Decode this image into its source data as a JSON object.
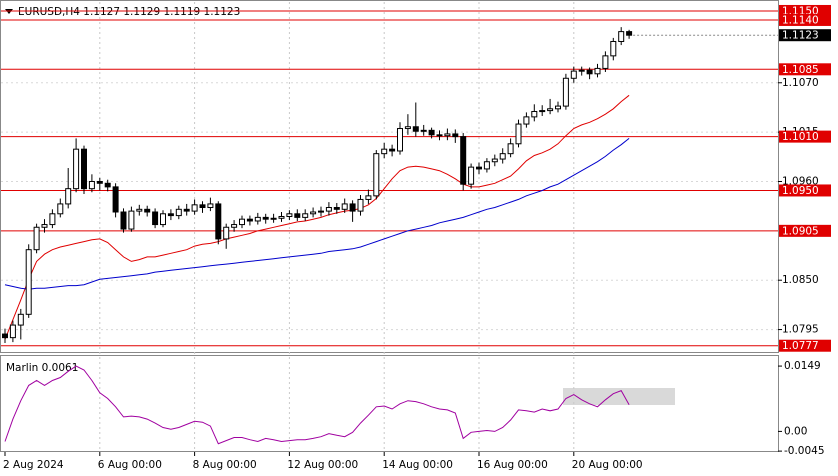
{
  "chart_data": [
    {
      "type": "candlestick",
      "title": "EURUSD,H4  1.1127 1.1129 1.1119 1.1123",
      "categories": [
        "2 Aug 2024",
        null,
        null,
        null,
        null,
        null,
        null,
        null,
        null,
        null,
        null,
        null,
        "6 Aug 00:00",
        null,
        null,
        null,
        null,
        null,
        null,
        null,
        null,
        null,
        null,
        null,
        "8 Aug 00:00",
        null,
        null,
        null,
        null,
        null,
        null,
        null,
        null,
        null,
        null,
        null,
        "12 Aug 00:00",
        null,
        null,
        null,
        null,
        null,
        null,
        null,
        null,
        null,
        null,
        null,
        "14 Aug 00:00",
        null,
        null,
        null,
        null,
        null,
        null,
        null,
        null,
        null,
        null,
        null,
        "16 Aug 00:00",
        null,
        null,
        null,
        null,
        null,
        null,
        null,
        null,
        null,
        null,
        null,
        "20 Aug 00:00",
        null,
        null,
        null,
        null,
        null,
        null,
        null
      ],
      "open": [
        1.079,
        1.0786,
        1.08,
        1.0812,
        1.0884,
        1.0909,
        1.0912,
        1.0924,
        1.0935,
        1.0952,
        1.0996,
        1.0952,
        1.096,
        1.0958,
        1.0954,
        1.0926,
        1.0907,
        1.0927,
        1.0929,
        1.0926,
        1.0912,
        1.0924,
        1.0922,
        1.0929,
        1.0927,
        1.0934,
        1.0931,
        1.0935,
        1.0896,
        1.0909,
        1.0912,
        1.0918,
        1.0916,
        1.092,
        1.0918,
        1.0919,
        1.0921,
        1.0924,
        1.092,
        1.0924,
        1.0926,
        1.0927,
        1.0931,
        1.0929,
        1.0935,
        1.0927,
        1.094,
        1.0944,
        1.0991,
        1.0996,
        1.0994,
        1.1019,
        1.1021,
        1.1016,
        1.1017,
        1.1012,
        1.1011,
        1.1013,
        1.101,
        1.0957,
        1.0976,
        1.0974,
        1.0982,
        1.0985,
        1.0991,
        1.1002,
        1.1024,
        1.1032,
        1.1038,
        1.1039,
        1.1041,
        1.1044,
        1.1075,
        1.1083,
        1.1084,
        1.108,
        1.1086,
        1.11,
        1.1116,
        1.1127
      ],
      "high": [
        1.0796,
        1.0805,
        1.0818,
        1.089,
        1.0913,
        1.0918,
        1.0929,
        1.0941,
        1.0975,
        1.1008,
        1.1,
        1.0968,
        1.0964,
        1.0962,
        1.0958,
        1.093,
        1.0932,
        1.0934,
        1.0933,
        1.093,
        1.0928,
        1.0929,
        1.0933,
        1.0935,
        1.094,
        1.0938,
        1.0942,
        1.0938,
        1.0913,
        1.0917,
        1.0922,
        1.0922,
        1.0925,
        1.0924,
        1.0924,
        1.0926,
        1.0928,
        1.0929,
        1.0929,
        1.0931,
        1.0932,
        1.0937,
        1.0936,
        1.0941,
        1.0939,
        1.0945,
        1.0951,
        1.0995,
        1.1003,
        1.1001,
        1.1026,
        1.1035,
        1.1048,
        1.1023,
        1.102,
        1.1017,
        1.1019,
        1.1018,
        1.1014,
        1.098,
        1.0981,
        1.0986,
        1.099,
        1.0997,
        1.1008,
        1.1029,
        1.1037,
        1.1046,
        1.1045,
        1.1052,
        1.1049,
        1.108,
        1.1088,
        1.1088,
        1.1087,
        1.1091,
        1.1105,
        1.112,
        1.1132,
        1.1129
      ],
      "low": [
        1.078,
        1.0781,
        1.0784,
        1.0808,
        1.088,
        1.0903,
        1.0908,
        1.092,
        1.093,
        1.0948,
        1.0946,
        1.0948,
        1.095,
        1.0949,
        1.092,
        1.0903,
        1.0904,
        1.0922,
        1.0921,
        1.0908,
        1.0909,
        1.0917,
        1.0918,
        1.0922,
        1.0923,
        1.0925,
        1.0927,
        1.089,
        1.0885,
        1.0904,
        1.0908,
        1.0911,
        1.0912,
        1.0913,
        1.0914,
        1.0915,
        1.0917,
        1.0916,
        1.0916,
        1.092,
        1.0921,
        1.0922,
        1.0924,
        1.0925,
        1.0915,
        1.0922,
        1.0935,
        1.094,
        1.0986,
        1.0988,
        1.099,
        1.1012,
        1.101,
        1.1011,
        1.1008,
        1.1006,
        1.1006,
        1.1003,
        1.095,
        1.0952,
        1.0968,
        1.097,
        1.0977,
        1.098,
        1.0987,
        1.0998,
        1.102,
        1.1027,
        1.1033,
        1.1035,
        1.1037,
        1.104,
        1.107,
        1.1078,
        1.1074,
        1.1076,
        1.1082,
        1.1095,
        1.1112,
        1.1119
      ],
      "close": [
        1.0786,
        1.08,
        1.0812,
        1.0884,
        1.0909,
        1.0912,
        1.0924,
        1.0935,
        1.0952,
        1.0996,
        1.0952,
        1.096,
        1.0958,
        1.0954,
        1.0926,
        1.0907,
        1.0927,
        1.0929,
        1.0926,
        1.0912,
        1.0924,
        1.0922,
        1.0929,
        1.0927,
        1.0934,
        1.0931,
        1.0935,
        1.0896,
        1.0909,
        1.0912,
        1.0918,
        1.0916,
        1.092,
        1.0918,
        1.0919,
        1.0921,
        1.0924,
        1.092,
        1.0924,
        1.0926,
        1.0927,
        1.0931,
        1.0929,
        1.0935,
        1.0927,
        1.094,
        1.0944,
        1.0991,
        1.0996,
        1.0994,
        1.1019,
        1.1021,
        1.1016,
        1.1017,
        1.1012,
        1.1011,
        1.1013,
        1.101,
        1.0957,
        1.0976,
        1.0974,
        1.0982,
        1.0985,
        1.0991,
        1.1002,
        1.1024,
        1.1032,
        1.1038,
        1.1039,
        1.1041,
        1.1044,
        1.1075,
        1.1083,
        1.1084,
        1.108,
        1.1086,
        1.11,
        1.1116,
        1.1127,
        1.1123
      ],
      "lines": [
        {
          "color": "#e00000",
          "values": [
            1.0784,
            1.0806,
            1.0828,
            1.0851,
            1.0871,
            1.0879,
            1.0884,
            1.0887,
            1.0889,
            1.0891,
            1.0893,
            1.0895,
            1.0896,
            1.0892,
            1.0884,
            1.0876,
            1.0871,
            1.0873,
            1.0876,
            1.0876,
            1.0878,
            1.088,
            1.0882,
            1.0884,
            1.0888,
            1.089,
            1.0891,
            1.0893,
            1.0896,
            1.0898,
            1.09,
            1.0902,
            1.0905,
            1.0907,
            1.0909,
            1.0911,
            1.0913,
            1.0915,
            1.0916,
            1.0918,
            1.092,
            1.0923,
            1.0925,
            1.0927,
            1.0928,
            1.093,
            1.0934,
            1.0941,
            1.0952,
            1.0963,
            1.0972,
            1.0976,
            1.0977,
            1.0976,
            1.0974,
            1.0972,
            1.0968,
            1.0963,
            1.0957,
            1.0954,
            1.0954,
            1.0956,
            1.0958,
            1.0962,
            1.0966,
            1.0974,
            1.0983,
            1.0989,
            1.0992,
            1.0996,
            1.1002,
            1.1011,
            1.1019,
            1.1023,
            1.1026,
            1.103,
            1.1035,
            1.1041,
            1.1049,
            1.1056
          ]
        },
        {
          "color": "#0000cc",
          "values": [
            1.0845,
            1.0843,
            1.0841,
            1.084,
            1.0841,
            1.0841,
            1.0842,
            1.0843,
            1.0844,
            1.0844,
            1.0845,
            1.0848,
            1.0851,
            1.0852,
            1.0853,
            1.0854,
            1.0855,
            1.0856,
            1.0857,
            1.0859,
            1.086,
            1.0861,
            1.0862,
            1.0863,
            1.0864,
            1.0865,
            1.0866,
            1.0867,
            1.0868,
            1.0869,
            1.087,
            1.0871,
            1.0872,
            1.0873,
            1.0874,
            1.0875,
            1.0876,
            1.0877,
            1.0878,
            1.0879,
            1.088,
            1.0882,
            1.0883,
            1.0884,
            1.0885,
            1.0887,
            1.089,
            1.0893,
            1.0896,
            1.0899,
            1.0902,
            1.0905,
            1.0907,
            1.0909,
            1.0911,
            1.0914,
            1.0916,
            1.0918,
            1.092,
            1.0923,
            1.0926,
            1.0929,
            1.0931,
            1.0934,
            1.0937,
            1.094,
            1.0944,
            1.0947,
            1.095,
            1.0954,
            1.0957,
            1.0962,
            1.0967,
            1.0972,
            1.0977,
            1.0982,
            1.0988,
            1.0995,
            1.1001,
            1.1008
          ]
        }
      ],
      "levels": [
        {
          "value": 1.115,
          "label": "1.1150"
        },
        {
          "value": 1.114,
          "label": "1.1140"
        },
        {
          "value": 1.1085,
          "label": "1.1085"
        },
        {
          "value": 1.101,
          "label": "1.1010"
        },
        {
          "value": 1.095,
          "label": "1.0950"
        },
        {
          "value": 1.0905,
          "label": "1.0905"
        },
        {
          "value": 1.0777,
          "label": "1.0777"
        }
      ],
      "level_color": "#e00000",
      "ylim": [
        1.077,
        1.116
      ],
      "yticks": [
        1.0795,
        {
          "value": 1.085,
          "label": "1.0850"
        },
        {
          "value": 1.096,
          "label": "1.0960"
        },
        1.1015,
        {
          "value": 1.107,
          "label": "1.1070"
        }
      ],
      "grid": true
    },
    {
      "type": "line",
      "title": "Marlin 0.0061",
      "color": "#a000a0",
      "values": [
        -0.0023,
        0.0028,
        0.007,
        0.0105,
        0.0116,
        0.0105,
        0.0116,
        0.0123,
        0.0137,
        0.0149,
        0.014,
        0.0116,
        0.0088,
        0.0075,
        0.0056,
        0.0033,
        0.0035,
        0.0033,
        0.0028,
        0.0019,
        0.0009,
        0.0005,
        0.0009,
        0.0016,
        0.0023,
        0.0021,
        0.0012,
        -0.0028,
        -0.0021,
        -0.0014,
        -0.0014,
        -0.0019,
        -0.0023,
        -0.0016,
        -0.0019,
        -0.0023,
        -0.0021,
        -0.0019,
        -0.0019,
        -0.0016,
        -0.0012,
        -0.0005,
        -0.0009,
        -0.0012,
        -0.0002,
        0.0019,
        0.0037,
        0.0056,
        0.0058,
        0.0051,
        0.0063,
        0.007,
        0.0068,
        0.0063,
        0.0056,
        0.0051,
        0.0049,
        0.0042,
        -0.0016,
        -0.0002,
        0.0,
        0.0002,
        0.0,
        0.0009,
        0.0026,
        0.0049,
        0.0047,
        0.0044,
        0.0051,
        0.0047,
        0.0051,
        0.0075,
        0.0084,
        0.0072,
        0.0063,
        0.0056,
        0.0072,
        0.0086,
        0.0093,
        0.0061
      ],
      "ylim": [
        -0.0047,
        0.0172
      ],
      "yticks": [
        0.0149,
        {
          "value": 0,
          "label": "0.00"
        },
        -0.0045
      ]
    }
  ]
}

-- EXERCISE OBJECTIVE --
Figure out how many lines of the data above include "label", then give the number and nothing more.

-- TASK RESULT --
11